### The problem
Wherever the string "desire" appears in the listing, copy that line.

### Exercise material

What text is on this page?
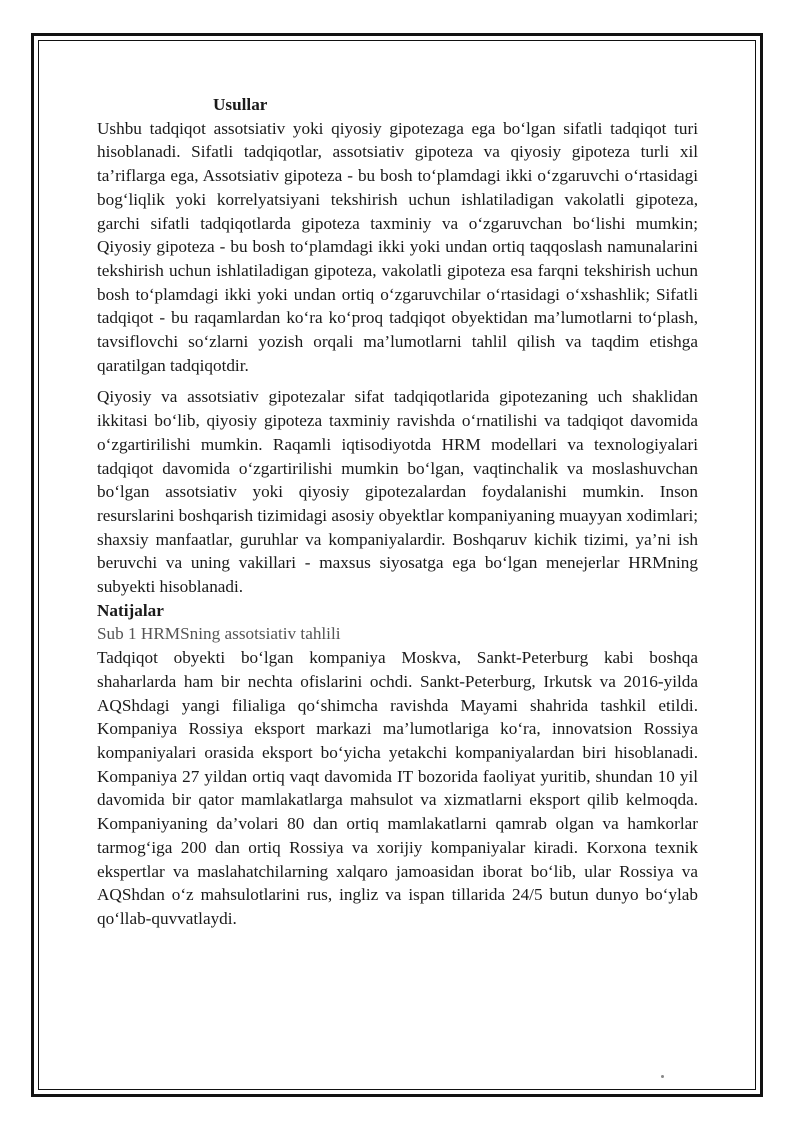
Usullar

Ushbu tadqiqot assotsiativ yoki qiyosiy gipotezaga ega bo‘lgan sifatli tadqiqot turi hisoblanadi. Sifatli tadqiqotlar, assotsiativ gipoteza va qiyosiy gipoteza turli xil ta’riflarga ega, Assotsiativ gipoteza - bu bosh to‘plamdagi ikki o‘zgaruvchi o‘rtasidagi bog‘liqlik yoki korrelyatsiyani tekshirish uchun ishlatiladigan vakolatli gipoteza, garchi sifatli tadqiqotlarda gipoteza taxminiy va o‘zgaruvchan bo‘lishi mumkin; Qiyosiy gipoteza - bu bosh to‘plamdagi ikki yoki undan ortiq taqqoslash namunalarini tekshirish uchun ishlatiladigan gipoteza, vakolatli gipoteza esa farqni tekshirish uchun bosh to‘plamdagi ikki yoki undan ortiq o‘zgaruvchilar o‘rtasidagi o‘xshashlik; Sifatli tadqiqot - bu raqamlardan ko‘ra ko‘proq tadqiqot obyektidan ma’lumotlarni to‘plash, tavsiflovchi so‘zlarni yozish orqali ma’lumotlarni tahlil qilish va taqdim etishga qaratilgan tadqiqotdir.

Qiyosiy va assotsiativ gipotezalar sifat tadqiqotlarida gipotezaning uch shaklidan ikkitasi bo‘lib, qiyosiy gipoteza taxminiy ravishda o‘rnatilishi va tadqiqot davomida o‘zgartirilishi mumkin. Raqamli iqtisodiyotda HRM modellari va texnologiyalari tadqiqot davomida o‘zgartirilishi mumkin bo‘lgan, vaqtinchalik va moslashuvchan bo‘lgan assotsiativ yoki qiyosiy gipotezalardan foydalanishi mumkin. Inson resurslarini boshqarish tizimidagi asosiy obyektlar kompaniyaning muayyan xodimlari; shaxsiy manfaatlar, guruhlar va kompaniyalardir. Boshqaruv kichik tizimi, ya’ni ish beruvchi va uning vakillari - maxsus siyosatga ega bo‘lgan menejerlar HRMning subyekti hisoblanadi.

Natijalar

Sub 1 HRMSning assotsiativ tahlili

Tadqiqot obyekti bo‘lgan kompaniya Moskva, Sankt-Peterburg kabi boshqa shaharlarda ham bir nechta ofislarini ochdi. Sankt-Peterburg, Irkutsk va 2016-yilda AQShdagi yangi filialiga qo‘shimcha ravishda Mayami shahrida tashkil etildi. Kompaniya Rossiya eksport markazi ma’lumotlariga ko‘ra, innovatsion Rossiya kompaniyalari orasida eksport bo‘yicha yetakchi kompaniyalardan biri hisoblanadi. Kompaniya 27 yildan ortiq vaqt davomida IT bozorida faoliyat yuritib, shundan 10 yil davomida bir qator mamlakatlarga mahsulot va xizmatlarni eksport qilib kelmoqda. Kompaniyaning da’volari 80 dan ortiq mamlakatlarni qamrab olgan va hamkorlar tarmog‘iga 200 dan ortiq Rossiya va xorijiy kompaniyalar kiradi. Korxona texnik ekspertlar va maslahatchilarning xalqaro jamoasidan iborat bo‘lib, ular Rossiya va AQShdan o‘z mahsulotlarini rus, ingliz va ispan tillarida 24/5 butun dunyo bo‘ylab qo‘llab-quvvatlaydi.
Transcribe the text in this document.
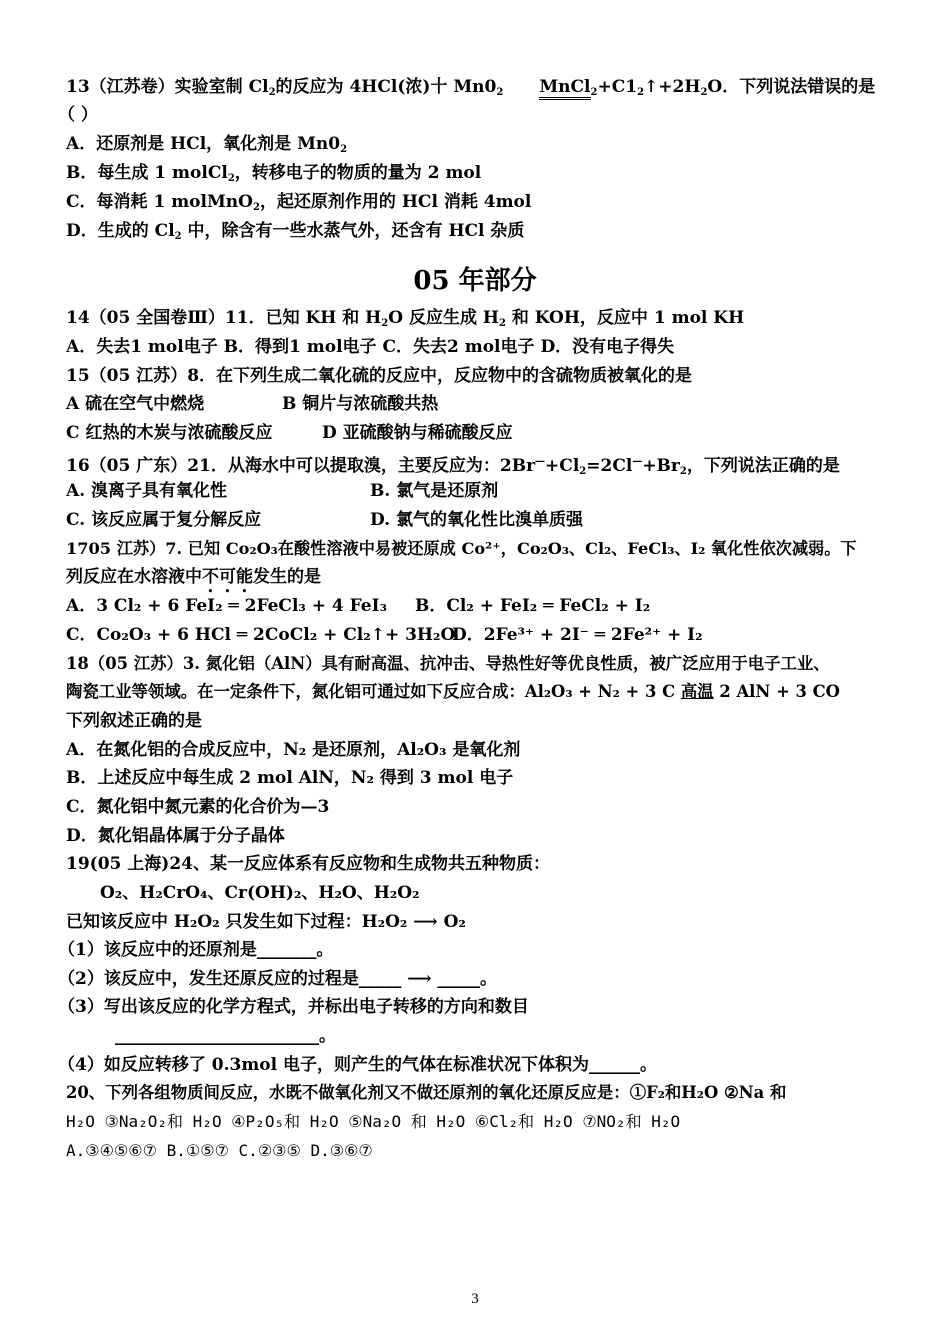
13（江苏卷）实验室制 $Cl_2$的反应为 4HCl(浓)十 $Mn0_2$ $MnCl_2+C1_2↑+2H_2O$．下列说法错误的是
（ ）
A．还原剂是 HCl，氧化剂是 $Mn0_2$
B．每生成 1 molCl$_2$，转移电子的物质的量为 2 mol
C．每消耗 1 molMnO$_2$，起还原剂作用的 HCl 消耗 4mol
D．生成的 $Cl_2$ 中，除含有一些水蒸气外，还含有 HCl 杂质
05 年部分
14（05 全国卷Ⅲ）11．已知 KH 和 $H_2O$ 反应生成 $H_2$ 和 KOH，反应中 1 mol KH
A．失去1 mol电子 B．得到1 mol电子 C．失去2 mol电子 D．没有电子得失
15（05 江苏）8．在下列生成二氧化硫的反应中，反应物中的含硫物质被氧化的是
A 硫在空气中燃烧	B 铜片与浓硫酸共热
C 红热的木炭与浓硫酸反应	D 亚硫酸钠与稀硫酸反应
16（05 广东）21．从海水中可以提取溴，主要反应为：$2Br^—+Cl_2=2Cl^—+Br_2$，下列说法正确的是
A. 溴离子具有氧化性	B. 氯气是还原剂
C. 该反应属于复分解反应	D. 氯气的氧化性比溴单质强
1705 江苏）7. 已知 Co₂O₃在酸性溶液中易被还原成 Co²⁺，Co₂O₃、Cl₂、FeCl₃、I₂ 氧化性依次减弱。下
列反应在水溶液中不可能发生的是
A．3 Cl₂ + 6 FeI₂ ═ 2FeCl₃ + 4 FeI₃ B．Cl₂ + FeI₂ ═ FeCl₂ + I₂
C．Co₂O₃ + 6 HCl ═ 2CoCl₂ + Cl₂↑+ 3H₂O
D．2Fe³⁺ + 2I⁻ ═ 2Fe²⁺ + I₂
18（05 江苏）3. 氮化铝（AlN）具有耐高温、抗冲击、导热性好等优良性质，被广泛应用于电子工业、
陶瓷工业等领域。在一定条件下，氮化铝可通过如下反应合成：Al₂O₃ + N₂ + 3 C 高温 2 AlN + 3 CO
下列叙述正确的是
A．在氮化铝的合成反应中，N₂ 是还原剂，Al₂O₃ 是氧化剂
B．上述反应中每生成 2 mol AlN，N₂ 得到 3 mol 电子
C．氮化铝中氮元素的化合价为—3
D．氮化铝晶体属于分子晶体
19(05 上海)24、某一反应体系有反应物和生成物共五种物质：
O₂、H₂CrO₄、Cr(OH)₂、H₂O、H₂O₂
已知该反应中 H₂O₂ 只发生如下过程：H₂O₂ ⟶ O₂
（1）该反应中的还原剂是_______。
（2）该反应中，发生还原反应的过程是_____ ⟶ _____。
（3）写出该反应的化学方程式，并标出电子转移的方向和数目
________________________。
（4）如反应转移了 0.3mol 电子，则产生的气体在标准状况下体积为______。
20、下列各组物质间反应，水既不做氧化剂又不做还原剂的氧化还原反应是：①F₂和H₂O ②Na 和
H₂O ③Na₂O₂和 H₂O ④P₂O₅和 H₂O ⑤Na₂O 和 H₂O ⑥Cl₂和 H₂O ⑦NO₂和 H₂O
A.③④⑤⑥⑦ B.①⑤⑦ C.②③⑤ D.③⑥⑦
3
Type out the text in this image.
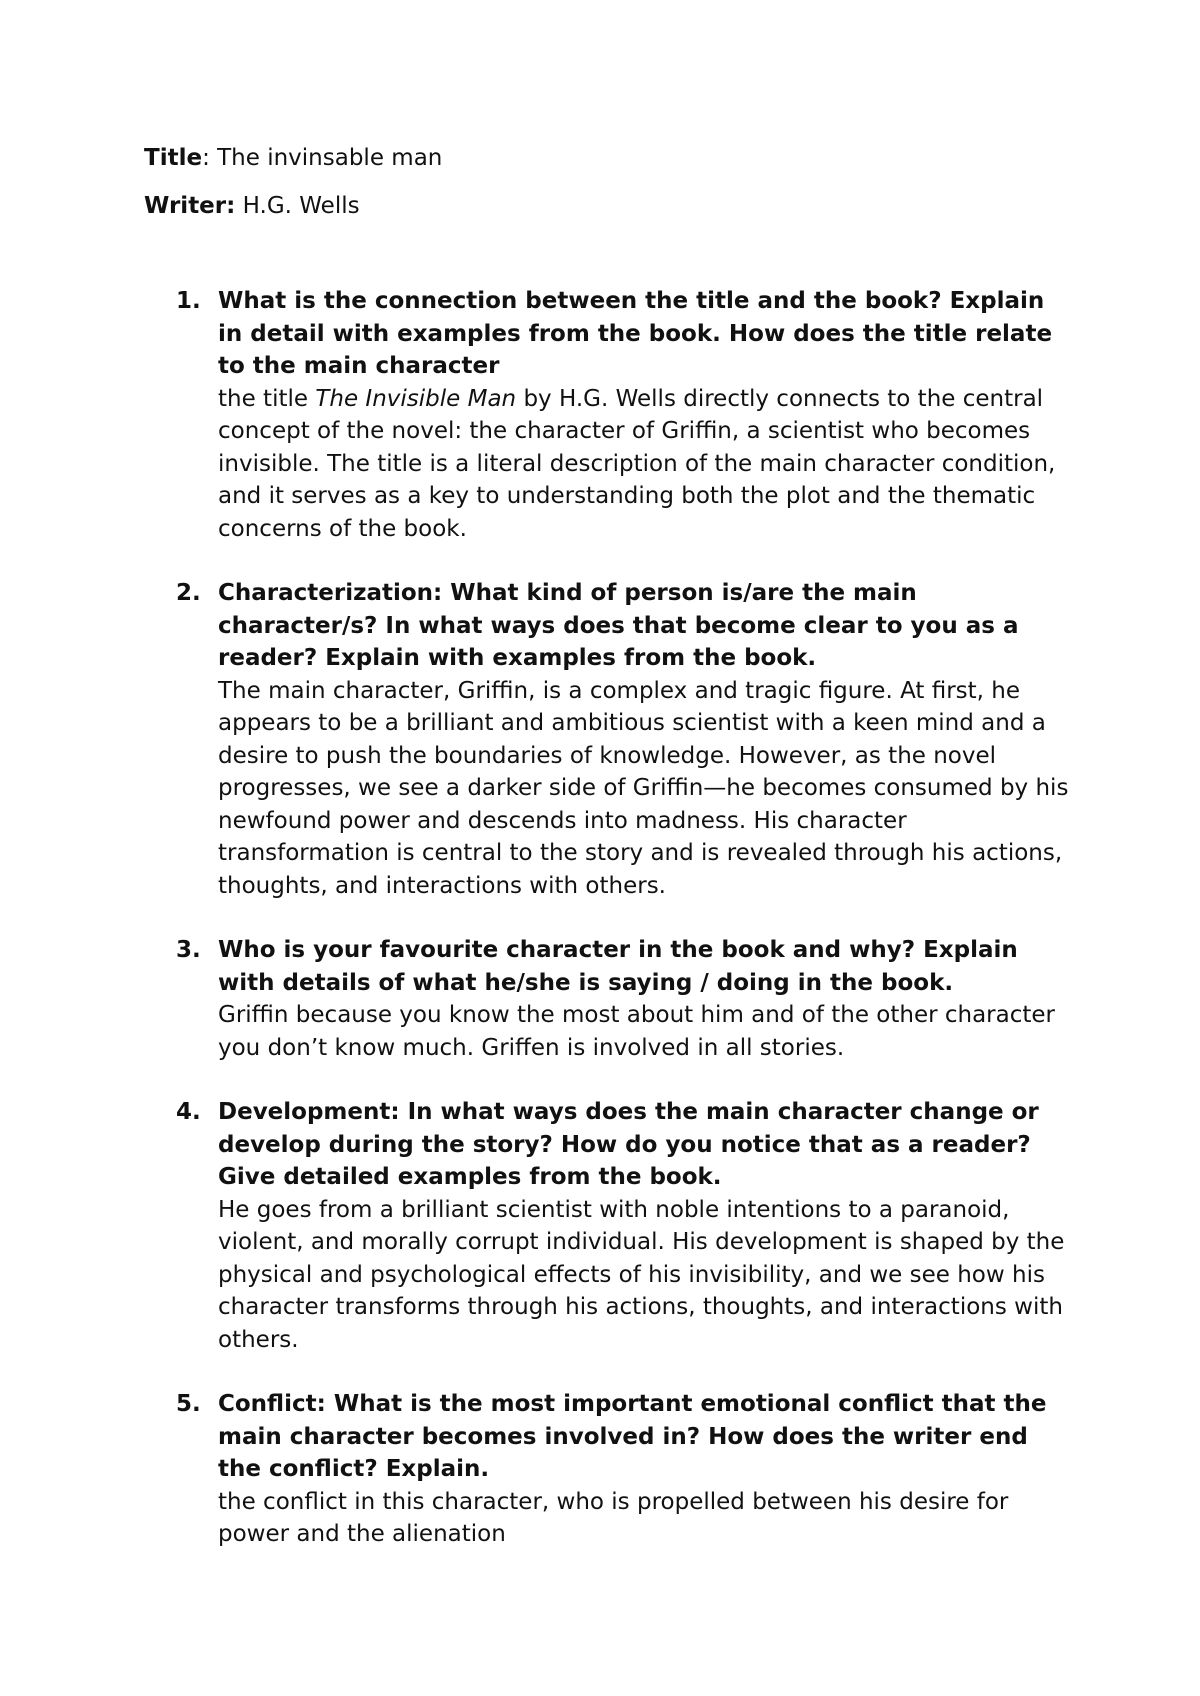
Title: The invinsable man
Writer: H.G. Wells
1. What is the connection between the title and the book? Explain in detail with examples from the book. How does the title relate to the main character
the title The Invisible Man by H.G. Wells directly connects to the central concept of the novel: the character of Griffin, a scientist who becomes invisible. The title is a literal description of the main character condition, and it serves as a key to understanding both the plot and the thematic concerns of the book.
2. Characterization: What kind of person is/are the main character/s? In what ways does that become clear to you as a reader? Explain with examples from the book.
The main character, Griffin, is a complex and tragic figure. At first, he appears to be a brilliant and ambitious scientist with a keen mind and a desire to push the boundaries of knowledge. However, as the novel progresses, we see a darker side of Griffin—he becomes consumed by his newfound power and descends into madness. His character transformation is central to the story and is revealed through his actions, thoughts, and interactions with others.
3. Who is your favourite character in the book and why? Explain with details of what he/she is saying / doing in the book.
Griffin because you know the most about him and of the other character you don’t know much. Griffen is involved in all stories.
4. Development: In what ways does the main character change or develop during the story? How do you notice that as a reader? Give detailed examples from the book.
He goes from a brilliant scientist with noble intentions to a paranoid, violent, and morally corrupt individual. His development is shaped by the physical and psychological effects of his invisibility, and we see how his character transforms through his actions, thoughts, and interactions with others.
5. Conflict: What is the most important emotional conflict that the main character becomes involved in? How does the writer end the conflict? Explain.
the conflict in this character, who is propelled between his desire for power and the alienation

### Written reply
The main character, Griffin, is a complex and tragic figure. At first, he appears to be a brilliant and ambitious scientist with a keen mind and a desire to push the boundaries of knowledge. However, as the novel progresses, we see a darker side of Griffin—he becomes consumed by his newfound power and descends into madness. His character transformation is central to the story and is revealed through his actions, thoughts, and interactions with others.
the conflict in this character, who is propelled between his desire for power and the alienation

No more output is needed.